#### SUPPLIED MATERIAL:

"""

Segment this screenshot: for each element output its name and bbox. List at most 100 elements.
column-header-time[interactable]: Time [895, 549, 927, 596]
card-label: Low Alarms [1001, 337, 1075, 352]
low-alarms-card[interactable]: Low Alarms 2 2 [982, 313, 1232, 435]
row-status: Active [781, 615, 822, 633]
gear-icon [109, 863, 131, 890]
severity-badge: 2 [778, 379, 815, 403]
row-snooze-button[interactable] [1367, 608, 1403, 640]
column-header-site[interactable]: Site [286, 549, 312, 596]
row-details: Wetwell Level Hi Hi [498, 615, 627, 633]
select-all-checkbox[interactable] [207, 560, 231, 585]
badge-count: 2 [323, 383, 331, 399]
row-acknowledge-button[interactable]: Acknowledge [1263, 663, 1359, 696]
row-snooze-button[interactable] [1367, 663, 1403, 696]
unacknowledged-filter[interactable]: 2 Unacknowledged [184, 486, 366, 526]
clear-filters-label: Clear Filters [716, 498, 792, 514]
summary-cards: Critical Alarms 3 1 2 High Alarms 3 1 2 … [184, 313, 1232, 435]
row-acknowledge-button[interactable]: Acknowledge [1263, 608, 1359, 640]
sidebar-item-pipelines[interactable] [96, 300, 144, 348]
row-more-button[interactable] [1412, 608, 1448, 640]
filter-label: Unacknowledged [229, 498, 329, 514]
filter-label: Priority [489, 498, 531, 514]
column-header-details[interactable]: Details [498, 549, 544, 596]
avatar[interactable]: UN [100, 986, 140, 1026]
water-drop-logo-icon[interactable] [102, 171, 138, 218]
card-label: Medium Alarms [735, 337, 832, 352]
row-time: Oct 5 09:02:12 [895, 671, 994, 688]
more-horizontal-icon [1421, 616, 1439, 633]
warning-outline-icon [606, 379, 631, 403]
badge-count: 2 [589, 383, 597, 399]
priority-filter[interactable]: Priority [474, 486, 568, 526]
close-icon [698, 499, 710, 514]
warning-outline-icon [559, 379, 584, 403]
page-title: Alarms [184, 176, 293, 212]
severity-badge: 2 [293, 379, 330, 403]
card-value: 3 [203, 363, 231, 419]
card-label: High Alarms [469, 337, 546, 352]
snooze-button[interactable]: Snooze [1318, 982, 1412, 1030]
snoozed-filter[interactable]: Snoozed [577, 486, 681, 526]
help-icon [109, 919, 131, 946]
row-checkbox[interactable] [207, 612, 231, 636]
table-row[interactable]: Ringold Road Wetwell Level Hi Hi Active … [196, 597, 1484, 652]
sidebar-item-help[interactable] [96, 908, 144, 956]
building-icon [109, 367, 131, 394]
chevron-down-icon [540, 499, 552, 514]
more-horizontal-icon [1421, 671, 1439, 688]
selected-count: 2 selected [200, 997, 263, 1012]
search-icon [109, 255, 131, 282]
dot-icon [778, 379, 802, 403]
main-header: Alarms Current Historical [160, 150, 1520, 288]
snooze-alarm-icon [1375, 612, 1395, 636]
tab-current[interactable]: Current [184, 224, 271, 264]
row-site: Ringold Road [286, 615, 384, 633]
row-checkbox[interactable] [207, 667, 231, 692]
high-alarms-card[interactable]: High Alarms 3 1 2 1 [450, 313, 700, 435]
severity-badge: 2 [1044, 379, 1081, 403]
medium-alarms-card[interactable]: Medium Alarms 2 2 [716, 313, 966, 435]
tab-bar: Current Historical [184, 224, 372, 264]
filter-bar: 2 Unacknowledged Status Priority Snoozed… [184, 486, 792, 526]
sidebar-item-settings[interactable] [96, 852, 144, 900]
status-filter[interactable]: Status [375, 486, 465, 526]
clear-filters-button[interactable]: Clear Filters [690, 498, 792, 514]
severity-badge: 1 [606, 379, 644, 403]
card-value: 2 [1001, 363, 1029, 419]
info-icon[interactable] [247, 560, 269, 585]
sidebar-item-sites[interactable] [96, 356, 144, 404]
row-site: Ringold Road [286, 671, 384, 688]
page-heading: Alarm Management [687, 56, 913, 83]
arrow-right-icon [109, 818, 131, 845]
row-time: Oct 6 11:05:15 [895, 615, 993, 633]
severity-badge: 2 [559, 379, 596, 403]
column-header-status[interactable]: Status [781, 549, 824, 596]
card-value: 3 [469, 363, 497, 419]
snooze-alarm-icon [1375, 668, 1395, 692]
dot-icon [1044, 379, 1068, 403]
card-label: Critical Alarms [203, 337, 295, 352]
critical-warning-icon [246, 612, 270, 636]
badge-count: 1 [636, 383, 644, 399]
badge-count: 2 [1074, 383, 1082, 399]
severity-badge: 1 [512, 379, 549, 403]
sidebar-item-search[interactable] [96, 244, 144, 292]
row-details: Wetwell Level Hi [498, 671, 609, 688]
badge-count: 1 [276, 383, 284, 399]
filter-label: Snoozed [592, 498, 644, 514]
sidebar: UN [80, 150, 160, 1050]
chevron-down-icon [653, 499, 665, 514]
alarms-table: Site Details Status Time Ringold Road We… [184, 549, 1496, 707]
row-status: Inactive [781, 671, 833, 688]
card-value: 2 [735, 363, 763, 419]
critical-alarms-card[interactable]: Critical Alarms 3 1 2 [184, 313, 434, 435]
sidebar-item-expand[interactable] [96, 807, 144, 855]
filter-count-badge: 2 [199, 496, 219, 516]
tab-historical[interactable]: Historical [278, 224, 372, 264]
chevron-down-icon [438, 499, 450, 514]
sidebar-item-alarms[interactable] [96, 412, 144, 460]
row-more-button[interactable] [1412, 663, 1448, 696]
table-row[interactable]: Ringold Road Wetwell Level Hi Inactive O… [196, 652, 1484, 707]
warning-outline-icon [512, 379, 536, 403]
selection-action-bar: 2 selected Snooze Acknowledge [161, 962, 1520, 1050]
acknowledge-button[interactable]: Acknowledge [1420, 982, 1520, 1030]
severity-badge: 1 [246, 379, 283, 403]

"""

#### WORK TO DO:
Go through all the entries above and switch "Wetwell" to "Wet Well" wherever it appears. Write out the lines again with nothing else changed.

#### RESULT OF THIS EXERCISE:
Segment this screenshot: for each element output its name and bbox. List at most 100 elements.
column-header-time[interactable]: Time [895, 549, 927, 596]
card-label: Low Alarms [1001, 337, 1075, 352]
low-alarms-card[interactable]: Low Alarms 2 2 [982, 313, 1232, 435]
row-status: Active [781, 615, 822, 633]
gear-icon [109, 863, 131, 890]
severity-badge: 2 [778, 379, 815, 403]
row-snooze-button[interactable] [1367, 608, 1403, 640]
column-header-site[interactable]: Site [286, 549, 312, 596]
row-details: Wet Well Level Hi Hi [498, 615, 627, 633]
select-all-checkbox[interactable] [207, 560, 231, 585]
badge-count: 2 [323, 383, 331, 399]
row-acknowledge-button[interactable]: Acknowledge [1263, 663, 1359, 696]
row-snooze-button[interactable] [1367, 663, 1403, 696]
unacknowledged-filter[interactable]: 2 Unacknowledged [184, 486, 366, 526]
clear-filters-label: Clear Filters [716, 498, 792, 514]
summary-cards: Critical Alarms 3 1 2 High Alarms 3 1 2 … [184, 313, 1232, 435]
row-acknowledge-button[interactable]: Acknowledge [1263, 608, 1359, 640]
sidebar-item-pipelines[interactable] [96, 300, 144, 348]
row-more-button[interactable] [1412, 608, 1448, 640]
filter-label: Unacknowledged [229, 498, 329, 514]
filter-label: Priority [489, 498, 531, 514]
column-header-details[interactable]: Details [498, 549, 544, 596]
avatar[interactable]: UN [100, 986, 140, 1026]
water-drop-logo-icon[interactable] [102, 171, 138, 218]
card-label: Medium Alarms [735, 337, 832, 352]
row-time: Oct 5 09:02:12 [895, 671, 994, 688]
more-horizontal-icon [1421, 616, 1439, 633]
warning-outline-icon [606, 379, 631, 403]
badge-count: 2 [589, 383, 597, 399]
priority-filter[interactable]: Priority [474, 486, 568, 526]
close-icon [698, 499, 710, 514]
warning-outline-icon [559, 379, 584, 403]
page-title: Alarms [184, 176, 293, 212]
severity-badge: 2 [293, 379, 330, 403]
card-value: 3 [203, 363, 231, 419]
card-label: High Alarms [469, 337, 546, 352]
snooze-button[interactable]: Snooze [1318, 982, 1412, 1030]
snoozed-filter[interactable]: Snoozed [577, 486, 681, 526]
help-icon [109, 919, 131, 946]
row-checkbox[interactable] [207, 612, 231, 636]
table-row[interactable]: Ringold Road Wet Well Level Hi Hi Active … [196, 597, 1484, 652]
sidebar-item-help[interactable] [96, 908, 144, 956]
building-icon [109, 367, 131, 394]
chevron-down-icon [540, 499, 552, 514]
more-horizontal-icon [1421, 671, 1439, 688]
selected-count: 2 selected [200, 997, 263, 1012]
search-icon [109, 255, 131, 282]
dot-icon [778, 379, 802, 403]
main-header: Alarms Current Historical [160, 150, 1520, 288]
snooze-alarm-icon [1375, 612, 1395, 636]
tab-current[interactable]: Current [184, 224, 271, 264]
row-site: Ringold Road [286, 615, 384, 633]
row-checkbox[interactable] [207, 667, 231, 692]
high-alarms-card[interactable]: High Alarms 3 1 2 1 [450, 313, 700, 435]
severity-badge: 2 [1044, 379, 1081, 403]
medium-alarms-card[interactable]: Medium Alarms 2 2 [716, 313, 966, 435]
tab-bar: Current Historical [184, 224, 372, 264]
filter-bar: 2 Unacknowledged Status Priority Snoozed… [184, 486, 792, 526]
sidebar-item-settings[interactable] [96, 852, 144, 900]
status-filter[interactable]: Status [375, 486, 465, 526]
clear-filters-button[interactable]: Clear Filters [690, 498, 792, 514]
severity-badge: 1 [606, 379, 644, 403]
card-value: 2 [1001, 363, 1029, 419]
info-icon[interactable] [247, 560, 269, 585]
sidebar-item-sites[interactable] [96, 356, 144, 404]
row-site: Ringold Road [286, 671, 384, 688]
page-heading: Alarm Management [687, 56, 913, 83]
arrow-right-icon [109, 818, 131, 845]
row-time: Oct 6 11:05:15 [895, 615, 993, 633]
severity-badge: 2 [559, 379, 596, 403]
column-header-status[interactable]: Status [781, 549, 824, 596]
card-value: 3 [469, 363, 497, 419]
snooze-alarm-icon [1375, 668, 1395, 692]
dot-icon [1044, 379, 1068, 403]
card-label: Critical Alarms [203, 337, 295, 352]
critical-warning-icon [246, 612, 270, 636]
badge-count: 1 [636, 383, 644, 399]
badge-count: 2 [1074, 383, 1082, 399]
severity-badge: 1 [512, 379, 549, 403]
sidebar-item-search[interactable] [96, 244, 144, 292]
row-details: Wet Well Level Hi [498, 671, 609, 688]
badge-count: 1 [276, 383, 284, 399]
filter-label: Snoozed [592, 498, 644, 514]
sidebar: UN [80, 150, 160, 1050]
chevron-down-icon [653, 499, 665, 514]
alarms-table: Site Details Status Time Ringold Road We… [184, 549, 1496, 707]
row-status: Inactive [781, 671, 833, 688]
card-value: 2 [735, 363, 763, 419]
critical-alarms-card[interactable]: Critical Alarms 3 1 2 [184, 313, 434, 435]
sidebar-item-expand[interactable] [96, 807, 144, 855]
filter-count-badge: 2 [199, 496, 219, 516]
tab-historical[interactable]: Historical [278, 224, 372, 264]
chevron-down-icon [438, 499, 450, 514]
sidebar-item-alarms[interactable] [96, 412, 144, 460]
row-more-button[interactable] [1412, 663, 1448, 696]
table-row[interactable]: Ringold Road Wet Well Level Hi Inactive O… [196, 652, 1484, 707]
warning-outline-icon [512, 379, 536, 403]
selection-action-bar: 2 selected Snooze Acknowledge [161, 962, 1520, 1050]
acknowledge-button[interactable]: Acknowledge [1420, 982, 1520, 1030]
severity-badge: 1 [246, 379, 283, 403]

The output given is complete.